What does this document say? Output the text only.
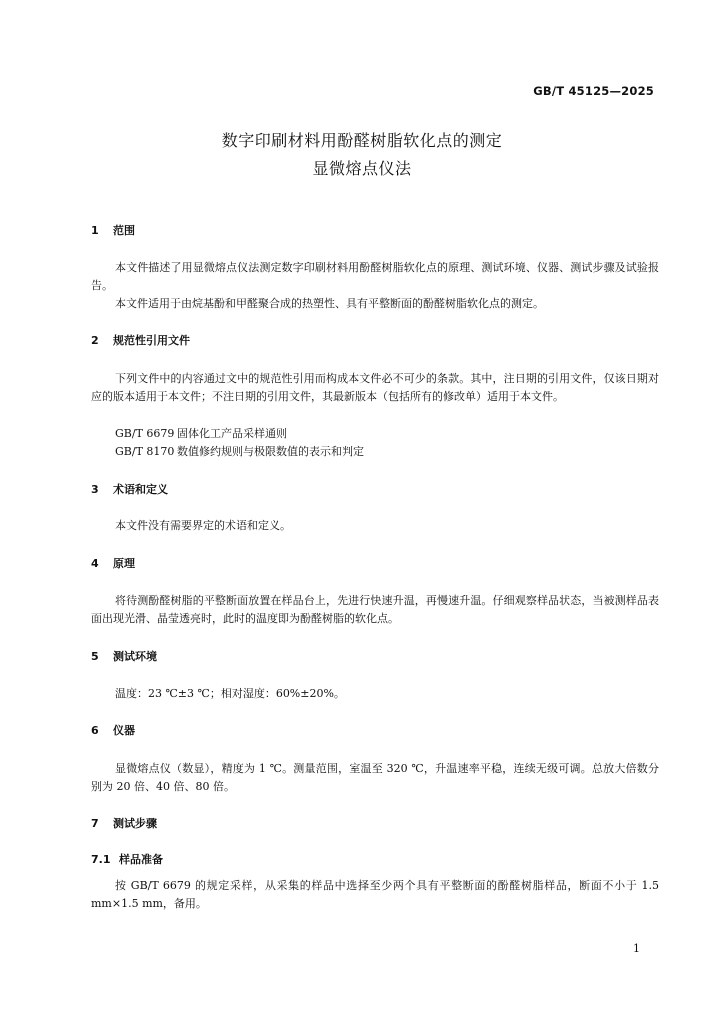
GB/T 45125—2025
数字印刷材料用酚醛树脂软化点的测定
显微熔点仪法
1 范围

本文件描述了用显微熔点仪法测定数字印刷材料用酚醛树脂软化点的原理、测试环境、仪器、测试步骤及试验报告。

本文件适用于由烷基酚和甲醛聚合成的热塑性、具有平整断面的酚醛树脂软化点的测定。

2 规范性引用文件

下列文件中的内容通过文中的规范性引用而构成本文件必不可少的条款。其中，注日期的引用文件，仅该日期对应的版本适用于本文件；不注日期的引用文件，其最新版本（包括所有的修改单）适用于本文件。

GB/T 6679 固体化工产品采样通则
GB/T 8170 数值修约规则与极限数值的表示和判定
3 术语和定义

本文件没有需要界定的术语和定义。

4 原理

将待测酚醛树脂的平整断面放置在样品台上，先进行快速升温，再慢速升温。仔细观察样品状态，当被测样品表面出现光滑、晶莹透亮时，此时的温度即为酚醛树脂的软化点。

5 测试环境

温度：23 ℃±3 ℃；相对湿度：60%±20%。

6 仪器

显微熔点仪（数显），精度为 1 ℃。测量范围，室温至 320 ℃，升温速率平稳，连续无级可调。总放大倍数分别为 20 倍、40 倍、80 倍。

7 测试步骤
7.1 样品准备

按 GB/T 6679 的规定采样，从采集的样品中选择至少两个具有平整断面的酚醛树脂样品，断面不小于 1.5 mm×1.5 mm，备用。

1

Stated task: Quote in full the listing given above; the images are to be left out.

Task response:
What does this document say? Output the text only.
GB/T 45125—2025
数字印刷材料用酚醛树脂软化点的测定
显微熔点仪法
1 范围

本文件描述了用显微熔点仪法测定数字印刷材料用酚醛树脂软化点的原理、测试环境、仪器、测试步骤及试验报告。

本文件适用于由烷基酚和甲醛聚合成的热塑性、具有平整断面的酚醛树脂软化点的测定。

2 规范性引用文件

下列文件中的内容通过文中的规范性引用而构成本文件必不可少的条款。其中，注日期的引用文件，仅该日期对应的版本适用于本文件；不注日期的引用文件，其最新版本（包括所有的修改单）适用于本文件。

GB/T 6679 固体化工产品采样通则
GB/T 8170 数值修约规则与极限数值的表示和判定
3 术语和定义

本文件没有需要界定的术语和定义。

4 原理

将待测酚醛树脂的平整断面放置在样品台上，先进行快速升温，再慢速升温。仔细观察样品状态，当被测样品表面出现光滑、晶莹透亮时，此时的温度即为酚醛树脂的软化点。

5 测试环境

温度：23 ℃±3 ℃；相对湿度：60%±20%。

6 仪器

显微熔点仪（数显），精度为 1 ℃。测量范围，室温至 320 ℃，升温速率平稳，连续无级可调。总放大倍数分别为 20 倍、40 倍、80 倍。

7 测试步骤
7.1 样品准备

按 GB/T 6679 的规定采样，从采集的样品中选择至少两个具有平整断面的酚醛树脂样品，断面不小于 1.5 mm×1.5 mm，备用。

1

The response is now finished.